• [Your instructions]
Show all lines holding "целом".

=== Recorded data ===

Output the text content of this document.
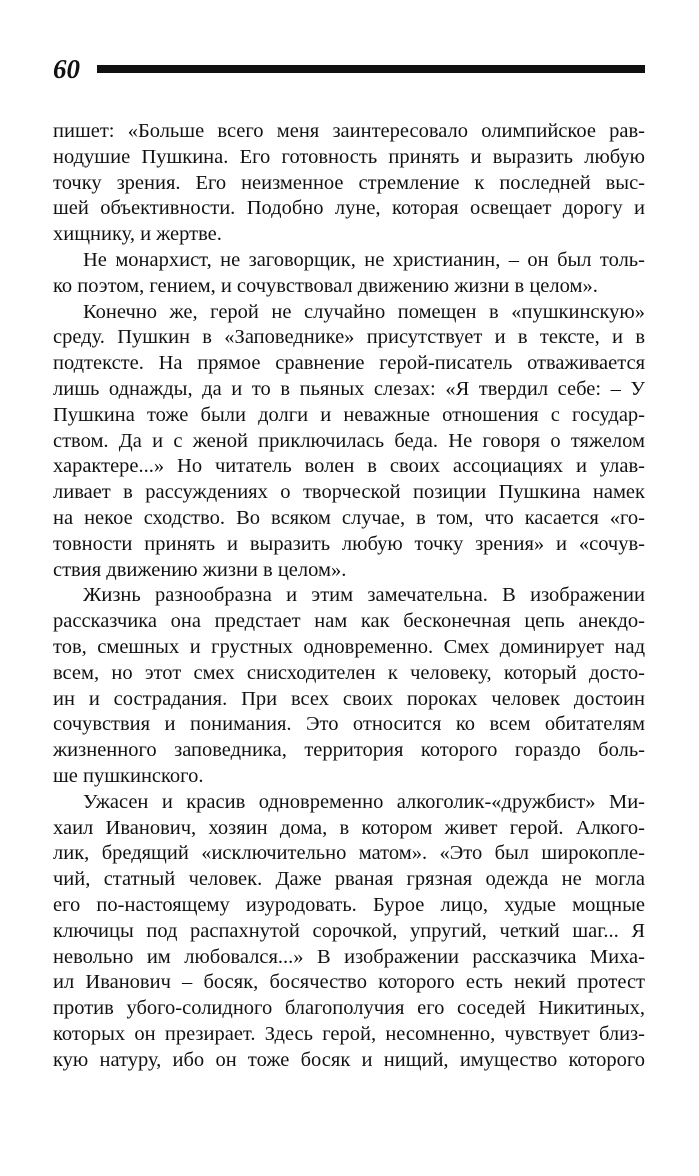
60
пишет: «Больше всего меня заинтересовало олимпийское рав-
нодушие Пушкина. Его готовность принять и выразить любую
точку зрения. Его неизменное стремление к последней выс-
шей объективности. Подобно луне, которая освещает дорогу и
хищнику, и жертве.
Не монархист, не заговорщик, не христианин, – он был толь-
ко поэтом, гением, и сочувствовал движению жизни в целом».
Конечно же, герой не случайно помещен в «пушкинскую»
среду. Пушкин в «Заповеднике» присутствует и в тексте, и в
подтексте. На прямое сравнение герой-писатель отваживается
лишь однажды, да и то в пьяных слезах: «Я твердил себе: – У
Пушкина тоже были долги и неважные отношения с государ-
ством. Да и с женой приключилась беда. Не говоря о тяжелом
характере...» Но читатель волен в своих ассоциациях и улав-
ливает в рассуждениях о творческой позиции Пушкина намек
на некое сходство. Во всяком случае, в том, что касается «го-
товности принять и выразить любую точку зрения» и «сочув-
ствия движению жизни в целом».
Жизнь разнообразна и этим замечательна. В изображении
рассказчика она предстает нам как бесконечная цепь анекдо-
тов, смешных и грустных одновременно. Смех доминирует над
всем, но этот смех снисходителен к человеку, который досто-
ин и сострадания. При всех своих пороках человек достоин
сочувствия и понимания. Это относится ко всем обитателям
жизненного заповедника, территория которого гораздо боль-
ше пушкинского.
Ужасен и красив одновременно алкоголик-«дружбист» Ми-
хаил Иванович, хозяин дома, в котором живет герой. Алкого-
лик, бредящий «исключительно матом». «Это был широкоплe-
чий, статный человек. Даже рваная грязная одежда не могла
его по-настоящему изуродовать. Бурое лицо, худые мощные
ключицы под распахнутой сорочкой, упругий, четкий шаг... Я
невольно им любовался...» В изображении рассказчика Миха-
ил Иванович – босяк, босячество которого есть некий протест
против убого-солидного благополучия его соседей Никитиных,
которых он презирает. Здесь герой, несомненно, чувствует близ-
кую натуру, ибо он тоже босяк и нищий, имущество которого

===
=== Recorded data ===

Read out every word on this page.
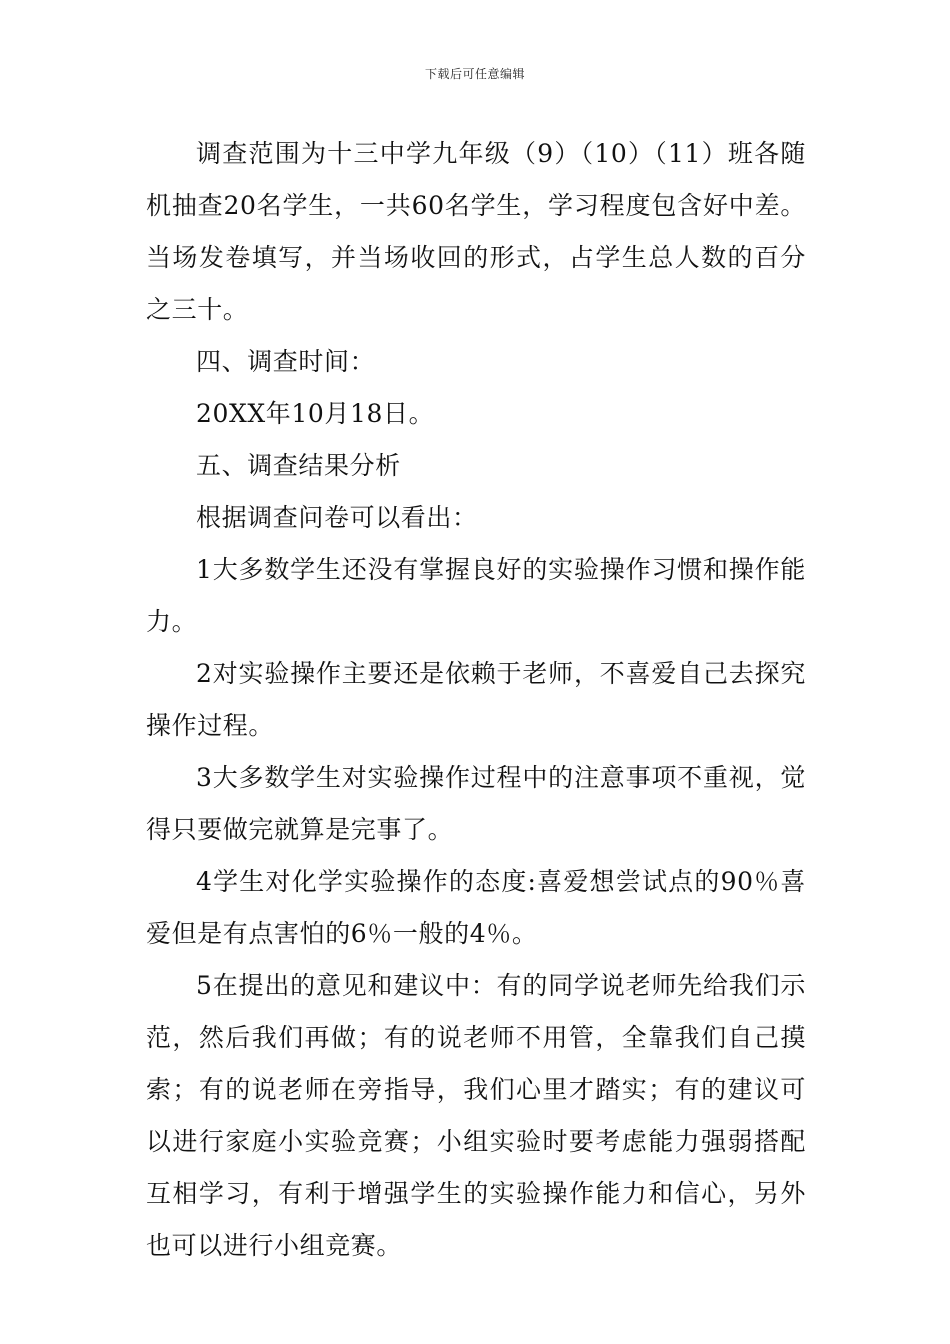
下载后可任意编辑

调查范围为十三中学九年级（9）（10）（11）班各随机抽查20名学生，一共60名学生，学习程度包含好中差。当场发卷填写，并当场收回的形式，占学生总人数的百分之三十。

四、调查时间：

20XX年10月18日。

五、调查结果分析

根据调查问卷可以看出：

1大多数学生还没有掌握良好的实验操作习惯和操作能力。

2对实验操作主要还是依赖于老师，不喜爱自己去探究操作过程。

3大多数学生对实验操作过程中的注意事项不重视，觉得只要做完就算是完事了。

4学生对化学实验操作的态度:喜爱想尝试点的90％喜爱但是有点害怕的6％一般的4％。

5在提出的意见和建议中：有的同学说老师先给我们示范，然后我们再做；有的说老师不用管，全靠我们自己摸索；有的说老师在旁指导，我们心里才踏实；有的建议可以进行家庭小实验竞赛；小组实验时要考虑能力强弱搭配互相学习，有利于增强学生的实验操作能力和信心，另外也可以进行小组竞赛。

===

• [Expected output]
ко поэтом, гением, и сочувствовал движению жизни в целом».
ствия движению жизни в целом».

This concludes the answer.